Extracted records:
----------------------------------------
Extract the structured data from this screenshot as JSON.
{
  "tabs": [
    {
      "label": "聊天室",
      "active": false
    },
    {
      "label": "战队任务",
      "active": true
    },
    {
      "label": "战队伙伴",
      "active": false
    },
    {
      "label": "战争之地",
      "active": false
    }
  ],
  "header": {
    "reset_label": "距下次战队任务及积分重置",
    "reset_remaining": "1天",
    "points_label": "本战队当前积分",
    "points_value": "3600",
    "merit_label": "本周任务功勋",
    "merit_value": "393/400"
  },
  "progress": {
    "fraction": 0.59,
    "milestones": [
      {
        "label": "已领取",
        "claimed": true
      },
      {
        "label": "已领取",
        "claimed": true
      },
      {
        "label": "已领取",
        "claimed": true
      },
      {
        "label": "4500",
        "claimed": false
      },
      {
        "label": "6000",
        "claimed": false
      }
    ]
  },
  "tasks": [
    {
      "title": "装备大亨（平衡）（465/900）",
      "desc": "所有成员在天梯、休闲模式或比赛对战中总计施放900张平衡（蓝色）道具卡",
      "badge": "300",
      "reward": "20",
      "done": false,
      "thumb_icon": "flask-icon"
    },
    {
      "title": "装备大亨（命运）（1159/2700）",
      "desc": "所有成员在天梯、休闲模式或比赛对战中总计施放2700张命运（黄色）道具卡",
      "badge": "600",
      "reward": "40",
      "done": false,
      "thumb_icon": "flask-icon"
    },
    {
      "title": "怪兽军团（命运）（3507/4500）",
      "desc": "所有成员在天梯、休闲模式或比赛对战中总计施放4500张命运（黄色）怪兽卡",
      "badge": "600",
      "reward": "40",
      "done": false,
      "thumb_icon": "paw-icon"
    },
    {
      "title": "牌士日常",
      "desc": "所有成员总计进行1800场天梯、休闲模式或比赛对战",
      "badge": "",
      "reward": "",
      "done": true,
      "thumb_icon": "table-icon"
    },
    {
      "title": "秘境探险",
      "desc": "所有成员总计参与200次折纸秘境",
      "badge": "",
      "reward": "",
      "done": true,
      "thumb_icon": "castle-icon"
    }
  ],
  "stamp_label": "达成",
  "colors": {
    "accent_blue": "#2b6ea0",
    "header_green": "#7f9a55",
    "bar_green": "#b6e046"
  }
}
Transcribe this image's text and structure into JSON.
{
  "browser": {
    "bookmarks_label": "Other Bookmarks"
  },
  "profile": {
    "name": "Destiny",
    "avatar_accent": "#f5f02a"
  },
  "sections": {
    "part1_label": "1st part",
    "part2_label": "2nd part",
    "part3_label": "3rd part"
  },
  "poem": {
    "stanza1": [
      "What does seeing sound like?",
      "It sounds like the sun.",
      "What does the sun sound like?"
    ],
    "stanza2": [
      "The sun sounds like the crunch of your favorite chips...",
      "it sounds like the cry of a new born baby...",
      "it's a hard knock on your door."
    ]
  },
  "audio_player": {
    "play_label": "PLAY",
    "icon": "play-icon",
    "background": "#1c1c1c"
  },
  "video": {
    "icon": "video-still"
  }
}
----------------------------------------
Determine how many lines of the listing above include the word "like", and report that number only.

→ Result for this exercise: 5